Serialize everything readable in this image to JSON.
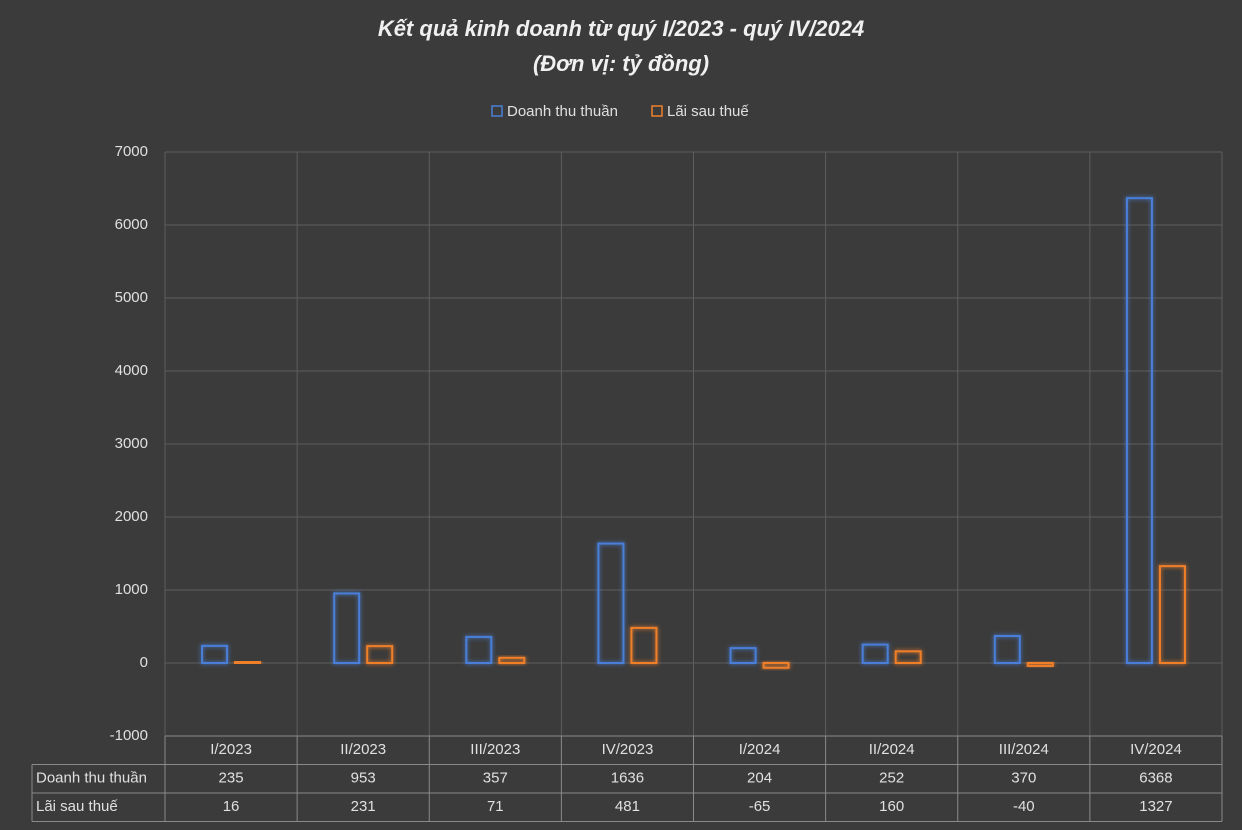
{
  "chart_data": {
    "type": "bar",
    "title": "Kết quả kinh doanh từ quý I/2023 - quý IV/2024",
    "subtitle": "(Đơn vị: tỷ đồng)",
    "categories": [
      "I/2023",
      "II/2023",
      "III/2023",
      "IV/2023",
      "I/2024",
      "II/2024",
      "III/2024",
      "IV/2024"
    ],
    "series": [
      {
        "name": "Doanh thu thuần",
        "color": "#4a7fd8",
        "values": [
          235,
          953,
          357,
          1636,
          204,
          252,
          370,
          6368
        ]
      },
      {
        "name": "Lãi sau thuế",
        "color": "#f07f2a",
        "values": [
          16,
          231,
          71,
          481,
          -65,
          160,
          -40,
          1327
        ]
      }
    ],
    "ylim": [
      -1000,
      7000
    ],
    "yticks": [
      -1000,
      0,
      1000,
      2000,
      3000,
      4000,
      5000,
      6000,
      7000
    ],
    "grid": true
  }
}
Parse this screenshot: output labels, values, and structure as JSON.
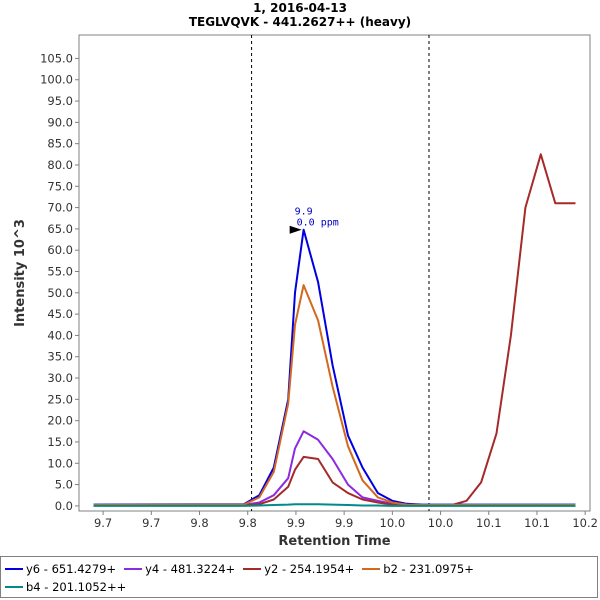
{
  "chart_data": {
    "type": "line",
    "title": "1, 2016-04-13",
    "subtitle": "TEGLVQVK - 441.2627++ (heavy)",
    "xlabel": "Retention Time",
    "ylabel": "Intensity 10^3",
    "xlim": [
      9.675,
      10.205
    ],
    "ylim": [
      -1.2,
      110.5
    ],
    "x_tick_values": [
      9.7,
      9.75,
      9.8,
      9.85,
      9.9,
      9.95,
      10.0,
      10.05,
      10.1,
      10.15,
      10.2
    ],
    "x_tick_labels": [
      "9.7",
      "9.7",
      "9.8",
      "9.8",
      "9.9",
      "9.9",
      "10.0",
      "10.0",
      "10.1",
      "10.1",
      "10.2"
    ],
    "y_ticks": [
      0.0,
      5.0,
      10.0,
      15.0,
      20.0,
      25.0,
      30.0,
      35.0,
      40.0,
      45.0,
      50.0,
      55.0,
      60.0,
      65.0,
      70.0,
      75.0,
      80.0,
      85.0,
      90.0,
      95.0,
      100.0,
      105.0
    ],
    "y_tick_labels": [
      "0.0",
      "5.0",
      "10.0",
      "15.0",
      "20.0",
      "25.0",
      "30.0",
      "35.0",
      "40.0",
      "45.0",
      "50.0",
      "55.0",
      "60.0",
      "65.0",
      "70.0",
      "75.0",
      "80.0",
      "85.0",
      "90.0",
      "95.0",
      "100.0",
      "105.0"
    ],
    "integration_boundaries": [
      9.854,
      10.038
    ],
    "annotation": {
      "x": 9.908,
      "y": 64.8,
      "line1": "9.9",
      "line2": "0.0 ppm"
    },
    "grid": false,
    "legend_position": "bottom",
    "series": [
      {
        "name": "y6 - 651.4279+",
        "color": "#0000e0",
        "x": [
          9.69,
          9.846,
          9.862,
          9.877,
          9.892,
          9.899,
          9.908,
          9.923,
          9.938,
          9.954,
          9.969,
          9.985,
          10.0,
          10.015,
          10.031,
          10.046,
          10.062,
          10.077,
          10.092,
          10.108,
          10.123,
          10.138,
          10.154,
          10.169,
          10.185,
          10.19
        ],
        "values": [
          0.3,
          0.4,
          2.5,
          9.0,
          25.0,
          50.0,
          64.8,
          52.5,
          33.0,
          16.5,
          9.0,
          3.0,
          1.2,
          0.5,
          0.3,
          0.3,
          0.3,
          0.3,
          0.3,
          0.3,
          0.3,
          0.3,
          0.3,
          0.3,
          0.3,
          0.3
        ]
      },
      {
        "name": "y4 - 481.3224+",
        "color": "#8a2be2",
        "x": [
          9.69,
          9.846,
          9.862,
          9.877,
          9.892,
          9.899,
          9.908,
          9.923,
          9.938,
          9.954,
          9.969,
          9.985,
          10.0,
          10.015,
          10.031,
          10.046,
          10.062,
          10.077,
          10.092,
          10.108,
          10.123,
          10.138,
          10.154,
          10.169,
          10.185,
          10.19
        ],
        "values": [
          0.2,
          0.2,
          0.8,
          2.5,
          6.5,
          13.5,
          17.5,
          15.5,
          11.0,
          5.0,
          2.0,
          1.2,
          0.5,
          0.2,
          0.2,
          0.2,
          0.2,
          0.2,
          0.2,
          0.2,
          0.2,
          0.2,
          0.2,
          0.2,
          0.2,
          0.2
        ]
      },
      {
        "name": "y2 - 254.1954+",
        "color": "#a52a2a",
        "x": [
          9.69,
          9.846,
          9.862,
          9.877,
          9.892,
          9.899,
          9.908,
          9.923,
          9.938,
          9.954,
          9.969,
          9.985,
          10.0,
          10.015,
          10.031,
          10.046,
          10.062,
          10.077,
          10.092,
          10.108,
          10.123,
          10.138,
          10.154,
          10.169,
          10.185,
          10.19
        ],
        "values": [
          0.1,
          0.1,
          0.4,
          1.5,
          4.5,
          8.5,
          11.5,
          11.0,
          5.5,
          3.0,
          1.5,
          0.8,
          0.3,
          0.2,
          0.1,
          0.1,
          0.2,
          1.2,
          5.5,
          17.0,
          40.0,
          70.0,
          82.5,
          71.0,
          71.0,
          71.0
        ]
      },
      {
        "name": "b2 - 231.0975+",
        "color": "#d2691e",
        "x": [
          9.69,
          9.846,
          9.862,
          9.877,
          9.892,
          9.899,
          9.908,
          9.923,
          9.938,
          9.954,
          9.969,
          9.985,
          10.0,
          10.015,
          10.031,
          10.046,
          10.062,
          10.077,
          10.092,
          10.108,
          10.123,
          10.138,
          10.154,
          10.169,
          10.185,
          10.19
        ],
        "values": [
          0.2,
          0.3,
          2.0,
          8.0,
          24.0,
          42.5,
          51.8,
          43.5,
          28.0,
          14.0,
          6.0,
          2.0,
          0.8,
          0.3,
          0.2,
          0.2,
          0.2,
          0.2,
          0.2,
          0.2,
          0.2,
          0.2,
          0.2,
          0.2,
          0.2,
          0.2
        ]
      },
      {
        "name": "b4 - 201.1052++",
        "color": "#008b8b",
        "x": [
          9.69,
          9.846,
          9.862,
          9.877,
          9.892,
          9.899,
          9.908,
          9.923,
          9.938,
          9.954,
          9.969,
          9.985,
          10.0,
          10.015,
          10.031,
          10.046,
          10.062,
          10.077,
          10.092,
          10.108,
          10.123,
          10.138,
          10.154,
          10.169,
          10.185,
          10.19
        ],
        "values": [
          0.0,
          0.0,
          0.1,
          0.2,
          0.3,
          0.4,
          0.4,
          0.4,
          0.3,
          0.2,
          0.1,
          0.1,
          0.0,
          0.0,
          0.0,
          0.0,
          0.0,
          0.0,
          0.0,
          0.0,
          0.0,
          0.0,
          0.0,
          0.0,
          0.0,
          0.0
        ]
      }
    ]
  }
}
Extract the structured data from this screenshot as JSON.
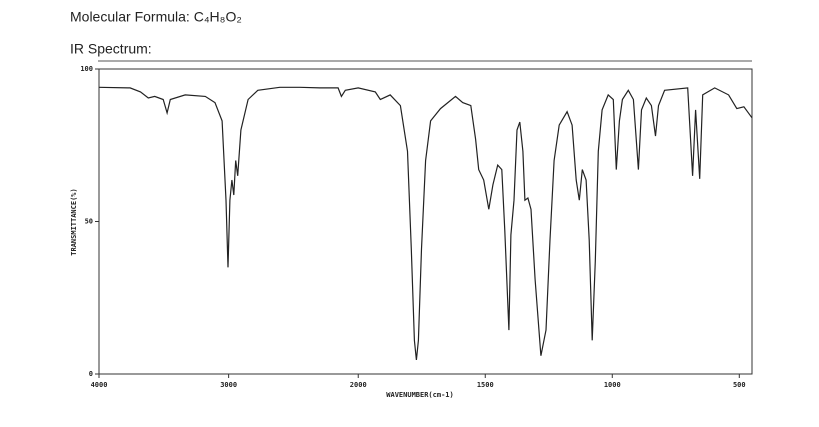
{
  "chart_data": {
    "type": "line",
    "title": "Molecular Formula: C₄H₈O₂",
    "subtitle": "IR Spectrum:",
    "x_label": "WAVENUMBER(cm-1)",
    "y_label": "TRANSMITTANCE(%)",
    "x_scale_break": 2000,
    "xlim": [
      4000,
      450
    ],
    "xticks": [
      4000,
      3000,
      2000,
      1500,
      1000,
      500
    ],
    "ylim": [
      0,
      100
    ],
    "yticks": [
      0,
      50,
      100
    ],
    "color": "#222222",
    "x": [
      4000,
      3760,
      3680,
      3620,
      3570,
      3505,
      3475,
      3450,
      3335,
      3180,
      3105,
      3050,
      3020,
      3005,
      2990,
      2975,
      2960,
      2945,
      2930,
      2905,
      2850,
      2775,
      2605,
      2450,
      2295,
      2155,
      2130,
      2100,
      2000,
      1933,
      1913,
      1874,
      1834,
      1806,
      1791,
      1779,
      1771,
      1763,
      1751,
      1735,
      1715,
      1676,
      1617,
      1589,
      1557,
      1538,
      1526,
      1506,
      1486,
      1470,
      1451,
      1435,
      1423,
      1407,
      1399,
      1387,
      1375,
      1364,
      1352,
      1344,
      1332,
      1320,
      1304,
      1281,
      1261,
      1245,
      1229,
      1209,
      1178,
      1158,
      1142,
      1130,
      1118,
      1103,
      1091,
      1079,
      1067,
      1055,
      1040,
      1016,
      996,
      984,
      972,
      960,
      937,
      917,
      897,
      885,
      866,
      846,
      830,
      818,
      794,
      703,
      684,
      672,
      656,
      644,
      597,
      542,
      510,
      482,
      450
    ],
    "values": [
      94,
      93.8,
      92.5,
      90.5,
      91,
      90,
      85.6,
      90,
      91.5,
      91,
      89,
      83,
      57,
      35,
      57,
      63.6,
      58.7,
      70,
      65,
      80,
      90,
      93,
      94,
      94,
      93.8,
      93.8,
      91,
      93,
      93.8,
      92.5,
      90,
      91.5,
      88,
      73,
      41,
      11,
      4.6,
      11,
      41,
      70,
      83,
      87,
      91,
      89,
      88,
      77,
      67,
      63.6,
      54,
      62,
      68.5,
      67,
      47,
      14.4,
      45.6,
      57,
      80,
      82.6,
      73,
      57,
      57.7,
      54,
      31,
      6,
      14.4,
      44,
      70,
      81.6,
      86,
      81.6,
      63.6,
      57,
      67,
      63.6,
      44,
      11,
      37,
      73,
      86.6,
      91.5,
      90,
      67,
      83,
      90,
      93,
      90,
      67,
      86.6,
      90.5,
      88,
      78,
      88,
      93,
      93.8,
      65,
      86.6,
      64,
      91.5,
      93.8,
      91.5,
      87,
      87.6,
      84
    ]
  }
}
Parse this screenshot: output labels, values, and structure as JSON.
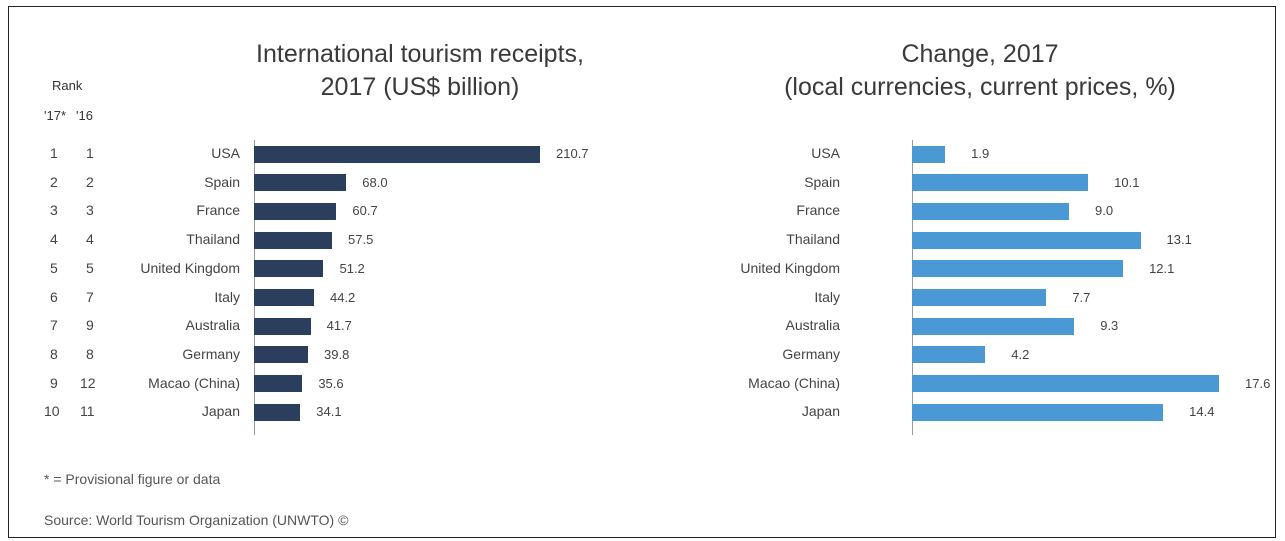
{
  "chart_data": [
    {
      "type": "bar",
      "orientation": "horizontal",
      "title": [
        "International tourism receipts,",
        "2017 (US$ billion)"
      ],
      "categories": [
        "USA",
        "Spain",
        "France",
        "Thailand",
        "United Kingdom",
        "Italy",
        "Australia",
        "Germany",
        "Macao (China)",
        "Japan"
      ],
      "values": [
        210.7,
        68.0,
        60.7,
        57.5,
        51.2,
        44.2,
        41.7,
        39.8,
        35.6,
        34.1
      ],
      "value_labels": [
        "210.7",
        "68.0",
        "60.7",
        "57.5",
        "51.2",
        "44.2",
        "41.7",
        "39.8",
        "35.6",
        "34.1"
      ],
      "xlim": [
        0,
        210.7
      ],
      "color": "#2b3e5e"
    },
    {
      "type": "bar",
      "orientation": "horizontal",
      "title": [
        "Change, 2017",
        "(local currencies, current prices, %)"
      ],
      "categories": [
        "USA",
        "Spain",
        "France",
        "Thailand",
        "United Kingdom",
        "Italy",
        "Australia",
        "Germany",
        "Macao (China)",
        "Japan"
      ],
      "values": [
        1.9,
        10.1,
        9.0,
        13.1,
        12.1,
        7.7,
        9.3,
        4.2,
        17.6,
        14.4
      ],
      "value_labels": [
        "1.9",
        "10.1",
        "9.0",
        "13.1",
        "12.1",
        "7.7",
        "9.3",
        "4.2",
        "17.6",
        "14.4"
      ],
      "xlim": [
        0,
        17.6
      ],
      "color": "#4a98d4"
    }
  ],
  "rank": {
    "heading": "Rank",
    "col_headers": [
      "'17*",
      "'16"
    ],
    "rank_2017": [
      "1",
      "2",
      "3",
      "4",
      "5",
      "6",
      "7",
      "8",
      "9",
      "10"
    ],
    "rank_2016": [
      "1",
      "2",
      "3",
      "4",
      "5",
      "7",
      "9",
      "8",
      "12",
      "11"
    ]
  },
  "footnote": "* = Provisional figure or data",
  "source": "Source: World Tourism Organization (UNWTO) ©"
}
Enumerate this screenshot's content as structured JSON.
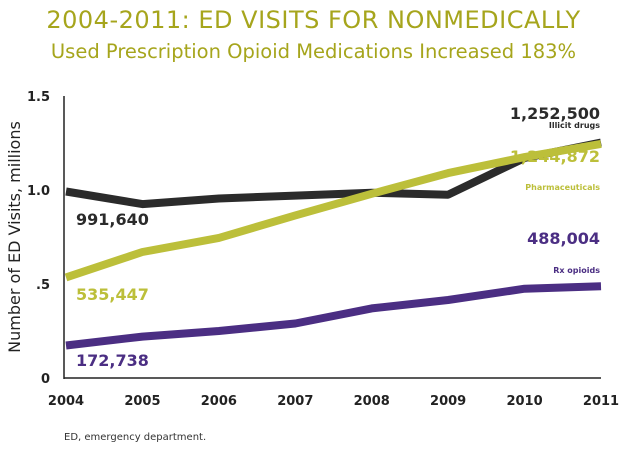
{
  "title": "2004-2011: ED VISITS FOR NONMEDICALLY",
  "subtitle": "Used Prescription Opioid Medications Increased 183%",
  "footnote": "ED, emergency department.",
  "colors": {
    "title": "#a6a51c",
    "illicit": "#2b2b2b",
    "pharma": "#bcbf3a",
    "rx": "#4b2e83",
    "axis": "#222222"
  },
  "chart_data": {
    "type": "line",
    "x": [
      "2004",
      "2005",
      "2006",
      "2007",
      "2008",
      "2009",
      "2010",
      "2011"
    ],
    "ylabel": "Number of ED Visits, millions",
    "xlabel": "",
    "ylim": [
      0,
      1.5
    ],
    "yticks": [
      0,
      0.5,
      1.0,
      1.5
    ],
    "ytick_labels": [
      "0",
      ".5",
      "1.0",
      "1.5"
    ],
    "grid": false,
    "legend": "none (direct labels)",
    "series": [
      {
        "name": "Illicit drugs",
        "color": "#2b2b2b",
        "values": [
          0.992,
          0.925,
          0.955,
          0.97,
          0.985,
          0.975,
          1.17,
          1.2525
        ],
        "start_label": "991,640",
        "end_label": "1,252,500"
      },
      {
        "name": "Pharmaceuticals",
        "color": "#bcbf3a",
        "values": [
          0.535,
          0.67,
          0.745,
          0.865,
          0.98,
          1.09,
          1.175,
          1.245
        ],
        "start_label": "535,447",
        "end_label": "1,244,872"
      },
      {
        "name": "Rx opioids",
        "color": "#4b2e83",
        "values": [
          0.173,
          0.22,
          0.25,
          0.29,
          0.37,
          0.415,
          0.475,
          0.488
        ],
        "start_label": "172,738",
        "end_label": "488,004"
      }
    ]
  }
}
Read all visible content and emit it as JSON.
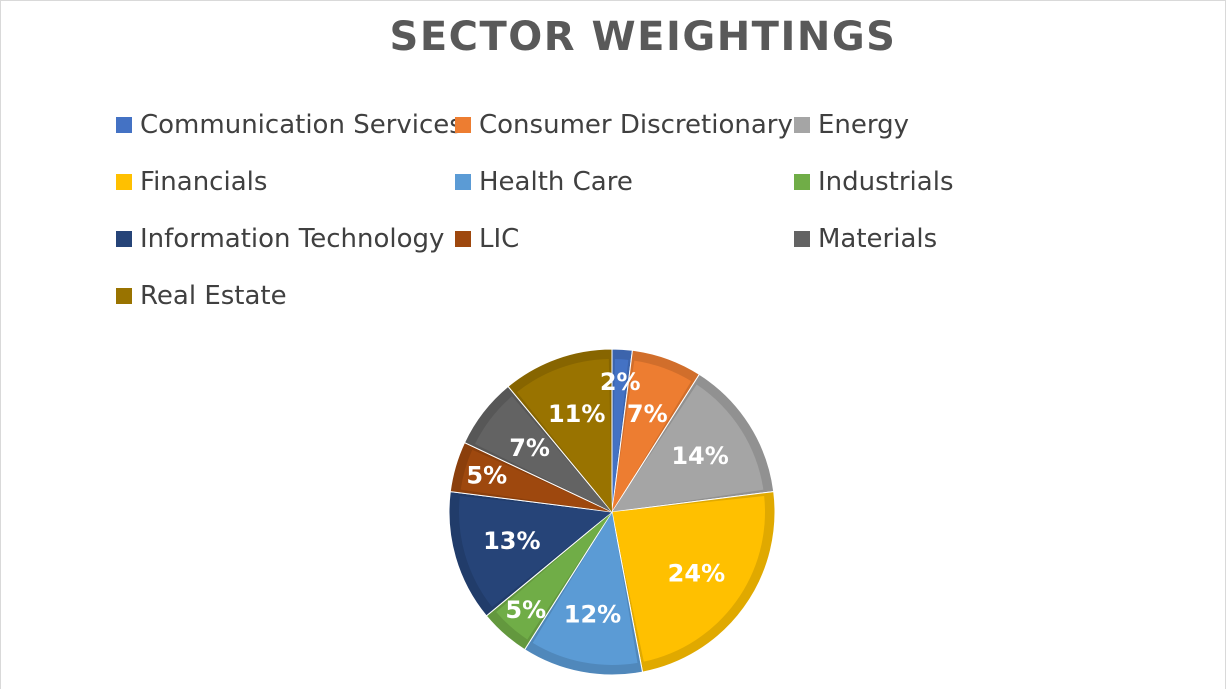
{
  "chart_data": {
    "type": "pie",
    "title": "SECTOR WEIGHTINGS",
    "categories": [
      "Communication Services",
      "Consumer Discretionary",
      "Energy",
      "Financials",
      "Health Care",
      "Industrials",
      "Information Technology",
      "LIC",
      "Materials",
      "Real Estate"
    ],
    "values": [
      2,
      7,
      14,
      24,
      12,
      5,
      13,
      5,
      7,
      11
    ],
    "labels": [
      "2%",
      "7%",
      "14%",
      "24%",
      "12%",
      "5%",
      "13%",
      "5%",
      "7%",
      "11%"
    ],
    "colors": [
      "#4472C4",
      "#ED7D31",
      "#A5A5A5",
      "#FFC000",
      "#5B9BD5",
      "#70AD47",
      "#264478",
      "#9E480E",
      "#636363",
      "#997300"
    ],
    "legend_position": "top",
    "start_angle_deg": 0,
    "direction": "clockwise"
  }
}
------
# Goal
Filter the records above for "name" and copy every matching line.

# Answer to the task
        "name": "Doanh thu thuần",
        "name": "Lãi sau thuế",
        "name": "y6 - 651.4279+",
        "name": "y4 - 481.3224+",
        "name": "y2 - 254.1954+",
        "name": "b2 - 231.0975+",
        "name": "b4 - 201.1052++",
        "name": "Illicit drugs",
        "name": "Pharmaceuticals",
        "name": "Rx opioids",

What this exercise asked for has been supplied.